Your instructions => Each entry must appear again exactly as it does in the source.

— BEGIN Material to process —

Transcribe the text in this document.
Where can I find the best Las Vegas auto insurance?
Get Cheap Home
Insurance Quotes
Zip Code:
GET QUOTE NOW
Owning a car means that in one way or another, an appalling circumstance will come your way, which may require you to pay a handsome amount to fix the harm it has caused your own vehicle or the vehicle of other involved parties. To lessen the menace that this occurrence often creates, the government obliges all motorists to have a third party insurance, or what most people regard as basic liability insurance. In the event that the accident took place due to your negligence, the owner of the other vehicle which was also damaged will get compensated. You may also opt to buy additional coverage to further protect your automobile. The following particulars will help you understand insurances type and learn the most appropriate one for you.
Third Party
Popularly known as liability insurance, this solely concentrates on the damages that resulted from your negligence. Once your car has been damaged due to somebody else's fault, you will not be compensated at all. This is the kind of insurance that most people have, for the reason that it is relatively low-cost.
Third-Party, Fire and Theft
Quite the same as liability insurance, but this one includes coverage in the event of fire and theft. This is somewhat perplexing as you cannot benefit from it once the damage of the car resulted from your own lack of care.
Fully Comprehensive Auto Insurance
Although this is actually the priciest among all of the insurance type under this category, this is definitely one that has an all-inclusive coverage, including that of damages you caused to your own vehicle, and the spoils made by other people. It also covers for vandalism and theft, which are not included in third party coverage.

— END Material to process —

Right answer =>
Transcribe the text in this document.
Where can I find the best Las Vegas auto insurance?
Get Cheap Home
Insurance Quotes
Zip Code:
GET QUOTE NOW
Owning a car means that in one way or another, an appalling circumstance will come your way, which may require you to pay a handsome amount to fix the harm it has caused your own vehicle or the vehicle of other involved parties. To lessen the menace that this occurrence often creates, the government obliges all motorists to have a third party insurance, or what most people regard as basic liability insurance. In the event that the accident took place due to your negligence, the owner of the other vehicle which was also damaged will get compensated. You may also opt to buy additional coverage to further protect your automobile. The following particulars will help you understand insurances type and learn the most appropriate one for you.
Third Party
Popularly known as liability insurance, this solely concentrates on the damages that resulted from your negligence. Once your car has been damaged due to somebody else's fault, you will not be compensated at all. This is the kind of insurance that most people have, for the reason that it is relatively low-cost.
Third-Party, Fire and Theft
Quite the same as liability insurance, but this one includes coverage in the event of fire and theft. This is somewhat perplexing as you cannot benefit from it once the damage of the car resulted from your own lack of care.
Fully Comprehensive Auto Insurance
Although this is actually the priciest among all of the insurance type under this category, this is definitely one that has an all-inclusive coverage, including that of damages you caused to your own vehicle, and the spoils made by other people. It also covers for vandalism and theft, which are not included in third party coverage.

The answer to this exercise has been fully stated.